Element location listings:
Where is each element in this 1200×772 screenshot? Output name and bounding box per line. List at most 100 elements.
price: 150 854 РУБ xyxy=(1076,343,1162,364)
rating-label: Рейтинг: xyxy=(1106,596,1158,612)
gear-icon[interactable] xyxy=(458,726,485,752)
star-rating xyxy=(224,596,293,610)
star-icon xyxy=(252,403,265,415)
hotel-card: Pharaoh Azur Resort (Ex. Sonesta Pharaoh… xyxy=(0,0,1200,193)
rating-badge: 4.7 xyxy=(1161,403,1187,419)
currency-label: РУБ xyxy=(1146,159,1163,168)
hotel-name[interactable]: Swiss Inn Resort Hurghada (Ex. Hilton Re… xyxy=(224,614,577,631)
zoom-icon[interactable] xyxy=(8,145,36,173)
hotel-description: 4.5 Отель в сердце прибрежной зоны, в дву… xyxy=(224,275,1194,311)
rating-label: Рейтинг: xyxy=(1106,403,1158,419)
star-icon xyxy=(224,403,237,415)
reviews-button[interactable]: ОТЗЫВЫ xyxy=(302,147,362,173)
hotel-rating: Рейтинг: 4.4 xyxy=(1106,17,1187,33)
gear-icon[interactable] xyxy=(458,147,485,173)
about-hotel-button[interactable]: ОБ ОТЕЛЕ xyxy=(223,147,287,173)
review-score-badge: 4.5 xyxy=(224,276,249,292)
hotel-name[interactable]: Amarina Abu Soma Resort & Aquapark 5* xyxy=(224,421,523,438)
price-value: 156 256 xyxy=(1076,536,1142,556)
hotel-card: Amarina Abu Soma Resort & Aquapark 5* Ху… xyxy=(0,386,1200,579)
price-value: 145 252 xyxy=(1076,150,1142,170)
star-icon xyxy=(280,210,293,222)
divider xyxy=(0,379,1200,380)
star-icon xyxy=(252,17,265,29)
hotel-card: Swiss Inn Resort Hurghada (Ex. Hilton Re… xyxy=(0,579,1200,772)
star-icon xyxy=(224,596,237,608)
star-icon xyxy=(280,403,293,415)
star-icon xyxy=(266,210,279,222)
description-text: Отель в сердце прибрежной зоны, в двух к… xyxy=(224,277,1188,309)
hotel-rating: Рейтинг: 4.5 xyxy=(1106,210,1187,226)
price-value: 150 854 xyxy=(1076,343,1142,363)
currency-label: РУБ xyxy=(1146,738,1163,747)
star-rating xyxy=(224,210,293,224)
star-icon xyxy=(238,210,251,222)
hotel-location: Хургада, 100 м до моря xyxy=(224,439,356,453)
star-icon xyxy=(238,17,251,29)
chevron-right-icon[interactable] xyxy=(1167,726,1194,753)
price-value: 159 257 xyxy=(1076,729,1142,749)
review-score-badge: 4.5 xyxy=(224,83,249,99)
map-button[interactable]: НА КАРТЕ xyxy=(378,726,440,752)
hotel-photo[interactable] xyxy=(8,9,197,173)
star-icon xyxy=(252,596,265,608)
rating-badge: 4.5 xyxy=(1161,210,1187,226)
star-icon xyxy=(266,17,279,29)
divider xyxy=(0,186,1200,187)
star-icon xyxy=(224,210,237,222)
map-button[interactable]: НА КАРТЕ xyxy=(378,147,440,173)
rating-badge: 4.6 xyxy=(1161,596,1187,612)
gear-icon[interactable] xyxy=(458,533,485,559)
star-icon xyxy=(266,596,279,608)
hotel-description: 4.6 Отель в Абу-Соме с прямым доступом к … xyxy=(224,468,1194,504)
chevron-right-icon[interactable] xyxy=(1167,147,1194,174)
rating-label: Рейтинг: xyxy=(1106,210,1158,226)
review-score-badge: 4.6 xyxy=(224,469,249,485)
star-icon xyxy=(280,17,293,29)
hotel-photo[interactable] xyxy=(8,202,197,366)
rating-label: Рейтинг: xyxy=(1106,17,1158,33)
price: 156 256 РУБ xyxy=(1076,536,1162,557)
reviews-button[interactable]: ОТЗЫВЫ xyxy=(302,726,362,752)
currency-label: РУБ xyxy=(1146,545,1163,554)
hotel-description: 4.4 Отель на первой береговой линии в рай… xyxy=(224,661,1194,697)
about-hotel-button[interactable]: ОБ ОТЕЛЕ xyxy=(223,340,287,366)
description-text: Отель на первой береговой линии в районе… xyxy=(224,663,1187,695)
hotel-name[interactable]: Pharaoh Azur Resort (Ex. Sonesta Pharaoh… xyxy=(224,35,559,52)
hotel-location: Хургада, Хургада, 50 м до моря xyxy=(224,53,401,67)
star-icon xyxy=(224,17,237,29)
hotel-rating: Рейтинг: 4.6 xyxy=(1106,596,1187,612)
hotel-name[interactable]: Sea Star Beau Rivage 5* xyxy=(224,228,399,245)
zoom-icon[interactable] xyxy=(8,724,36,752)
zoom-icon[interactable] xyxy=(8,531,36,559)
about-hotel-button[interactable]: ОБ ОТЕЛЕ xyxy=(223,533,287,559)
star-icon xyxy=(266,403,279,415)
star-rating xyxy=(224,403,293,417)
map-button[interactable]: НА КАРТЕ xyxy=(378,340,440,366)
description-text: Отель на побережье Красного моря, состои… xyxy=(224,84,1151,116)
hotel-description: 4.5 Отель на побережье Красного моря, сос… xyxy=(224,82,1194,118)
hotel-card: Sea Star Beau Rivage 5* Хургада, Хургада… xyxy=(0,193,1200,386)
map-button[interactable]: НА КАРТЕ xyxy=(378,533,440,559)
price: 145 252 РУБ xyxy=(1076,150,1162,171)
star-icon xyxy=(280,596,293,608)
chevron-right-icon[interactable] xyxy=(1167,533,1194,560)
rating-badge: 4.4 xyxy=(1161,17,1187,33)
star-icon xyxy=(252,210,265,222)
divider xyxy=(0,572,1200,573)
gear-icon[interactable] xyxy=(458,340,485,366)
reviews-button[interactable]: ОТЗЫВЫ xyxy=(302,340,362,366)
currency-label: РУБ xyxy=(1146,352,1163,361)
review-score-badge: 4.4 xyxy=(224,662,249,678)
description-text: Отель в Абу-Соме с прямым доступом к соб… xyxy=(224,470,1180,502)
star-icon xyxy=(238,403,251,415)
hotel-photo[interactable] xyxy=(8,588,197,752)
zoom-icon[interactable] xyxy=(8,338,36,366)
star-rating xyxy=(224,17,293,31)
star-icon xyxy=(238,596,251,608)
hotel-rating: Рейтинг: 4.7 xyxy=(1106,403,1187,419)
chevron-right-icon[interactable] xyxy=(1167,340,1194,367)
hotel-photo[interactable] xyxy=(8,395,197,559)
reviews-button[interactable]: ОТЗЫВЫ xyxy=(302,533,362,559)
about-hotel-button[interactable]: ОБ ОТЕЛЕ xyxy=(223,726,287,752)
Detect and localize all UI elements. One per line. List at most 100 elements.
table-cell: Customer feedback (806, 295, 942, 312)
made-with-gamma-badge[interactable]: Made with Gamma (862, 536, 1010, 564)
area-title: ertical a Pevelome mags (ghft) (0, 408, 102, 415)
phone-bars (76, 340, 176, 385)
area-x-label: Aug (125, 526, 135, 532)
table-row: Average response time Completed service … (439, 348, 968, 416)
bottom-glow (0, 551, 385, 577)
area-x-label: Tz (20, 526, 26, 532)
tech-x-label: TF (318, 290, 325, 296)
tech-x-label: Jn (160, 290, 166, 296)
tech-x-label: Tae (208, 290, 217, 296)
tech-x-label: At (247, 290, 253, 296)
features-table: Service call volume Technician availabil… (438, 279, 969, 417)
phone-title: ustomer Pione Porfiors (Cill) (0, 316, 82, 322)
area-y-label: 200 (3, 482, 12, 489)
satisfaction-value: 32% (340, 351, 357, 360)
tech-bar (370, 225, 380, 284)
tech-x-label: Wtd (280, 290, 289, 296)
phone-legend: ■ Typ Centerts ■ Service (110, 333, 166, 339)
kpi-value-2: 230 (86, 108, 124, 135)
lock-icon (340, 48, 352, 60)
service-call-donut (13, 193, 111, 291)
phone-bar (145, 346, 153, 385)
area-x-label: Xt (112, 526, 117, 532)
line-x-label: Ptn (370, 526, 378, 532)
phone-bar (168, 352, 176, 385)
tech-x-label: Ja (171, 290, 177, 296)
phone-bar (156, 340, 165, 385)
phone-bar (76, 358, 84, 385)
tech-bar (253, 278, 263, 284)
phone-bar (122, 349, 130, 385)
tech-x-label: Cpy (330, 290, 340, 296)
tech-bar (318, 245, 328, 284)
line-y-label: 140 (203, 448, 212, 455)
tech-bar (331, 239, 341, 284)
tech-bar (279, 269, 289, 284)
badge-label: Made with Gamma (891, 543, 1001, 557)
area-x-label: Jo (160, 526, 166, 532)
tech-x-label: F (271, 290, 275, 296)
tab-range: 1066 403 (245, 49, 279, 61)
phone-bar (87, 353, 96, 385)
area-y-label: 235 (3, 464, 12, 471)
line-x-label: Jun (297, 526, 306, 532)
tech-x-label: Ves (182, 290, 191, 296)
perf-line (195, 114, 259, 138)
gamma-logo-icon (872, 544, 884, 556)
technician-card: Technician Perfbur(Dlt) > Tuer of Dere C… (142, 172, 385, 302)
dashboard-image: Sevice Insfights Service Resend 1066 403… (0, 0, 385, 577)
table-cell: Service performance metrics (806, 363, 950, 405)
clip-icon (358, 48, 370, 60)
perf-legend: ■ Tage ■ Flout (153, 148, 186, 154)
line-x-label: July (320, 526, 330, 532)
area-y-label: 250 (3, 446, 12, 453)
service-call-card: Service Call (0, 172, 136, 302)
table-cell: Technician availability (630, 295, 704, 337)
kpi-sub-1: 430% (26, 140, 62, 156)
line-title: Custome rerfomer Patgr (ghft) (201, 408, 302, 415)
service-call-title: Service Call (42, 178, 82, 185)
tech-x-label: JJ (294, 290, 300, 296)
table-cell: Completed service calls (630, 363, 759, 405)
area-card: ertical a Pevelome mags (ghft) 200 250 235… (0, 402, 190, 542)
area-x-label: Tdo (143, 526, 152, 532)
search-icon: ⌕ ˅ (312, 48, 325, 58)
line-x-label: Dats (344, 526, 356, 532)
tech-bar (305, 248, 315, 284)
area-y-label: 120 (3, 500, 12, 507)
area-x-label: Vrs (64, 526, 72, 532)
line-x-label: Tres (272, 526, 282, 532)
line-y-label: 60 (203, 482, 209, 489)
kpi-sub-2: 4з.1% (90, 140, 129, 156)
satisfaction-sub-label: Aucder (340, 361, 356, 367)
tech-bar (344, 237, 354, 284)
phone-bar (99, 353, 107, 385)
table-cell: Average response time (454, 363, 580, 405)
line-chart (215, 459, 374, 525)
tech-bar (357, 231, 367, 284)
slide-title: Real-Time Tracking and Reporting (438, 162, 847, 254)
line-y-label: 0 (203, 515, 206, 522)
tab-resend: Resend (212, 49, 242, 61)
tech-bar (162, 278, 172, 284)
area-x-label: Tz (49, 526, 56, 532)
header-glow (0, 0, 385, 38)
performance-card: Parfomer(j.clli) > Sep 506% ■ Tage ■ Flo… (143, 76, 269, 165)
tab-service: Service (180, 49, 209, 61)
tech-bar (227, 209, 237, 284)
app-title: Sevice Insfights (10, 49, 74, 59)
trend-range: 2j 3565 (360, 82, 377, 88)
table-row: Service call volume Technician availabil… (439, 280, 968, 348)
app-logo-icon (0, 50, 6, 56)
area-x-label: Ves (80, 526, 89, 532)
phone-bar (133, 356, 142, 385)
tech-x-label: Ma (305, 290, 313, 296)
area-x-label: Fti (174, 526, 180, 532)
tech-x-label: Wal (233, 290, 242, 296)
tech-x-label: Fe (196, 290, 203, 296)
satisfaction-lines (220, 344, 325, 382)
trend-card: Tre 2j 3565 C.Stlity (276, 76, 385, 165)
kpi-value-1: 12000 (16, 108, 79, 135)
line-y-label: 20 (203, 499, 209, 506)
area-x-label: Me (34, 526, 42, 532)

▶ **Task**:
Rewrite the records as a numbered list, from the start through the line containing "divider xyxy=(0,379,1200,380)", and leave out any blank lines.

▶ **Solution for this exercise**:
1. Where is each element in this 1200×772 screenshot? Output name and bounding box per line. List at most 100 elements.
2. price: 150 854 РУБ xyxy=(1076,343,1162,364)
3. rating-label: Рейтинг: xyxy=(1106,596,1158,612)
4. gear-icon[interactable] xyxy=(458,726,485,752)
5. star-rating xyxy=(224,596,293,610)
6. star-icon xyxy=(252,403,265,415)
7. hotel-card: Pharaoh Azur Resort (Ex. Sonesta Pharaoh… xyxy=(0,0,1200,193)
8. rating-badge: 4.7 xyxy=(1161,403,1187,419)
9. currency-label: РУБ xyxy=(1146,159,1163,168)
10. hotel-name[interactable]: Swiss Inn Resort Hurghada (Ex. Hilton Re… xyxy=(224,614,577,631)
11. zoom-icon[interactable] xyxy=(8,145,36,173)
12. hotel-description: 4.5 Отель в сердце прибрежной зоны, в дву… xyxy=(224,275,1194,311)
13. rating-label: Рейтинг: xyxy=(1106,403,1158,419)
14. star-icon xyxy=(224,403,237,415)
15. reviews-button[interactable]: ОТЗЫВЫ xyxy=(302,147,362,173)
16. hotel-rating: Рейтинг: 4.4 xyxy=(1106,17,1187,33)
17. gear-icon[interactable] xyxy=(458,147,485,173)
18. about-hotel-button[interactable]: ОБ ОТЕЛЕ xyxy=(223,147,287,173)
19. review-score-badge: 4.5 xyxy=(224,276,249,292)
20. hotel-name[interactable]: Amarina Abu Soma Resort & Aquapark 5* xyxy=(224,421,523,438)
21. price-value: 156 256 xyxy=(1076,536,1142,556)
22. hotel-card: Amarina Abu Soma Resort & Aquapark 5* Ху… xyxy=(0,386,1200,579)
23. price-value: 145 252 xyxy=(1076,150,1142,170)
24. star-icon xyxy=(280,210,293,222)
25. divider xyxy=(0,379,1200,380)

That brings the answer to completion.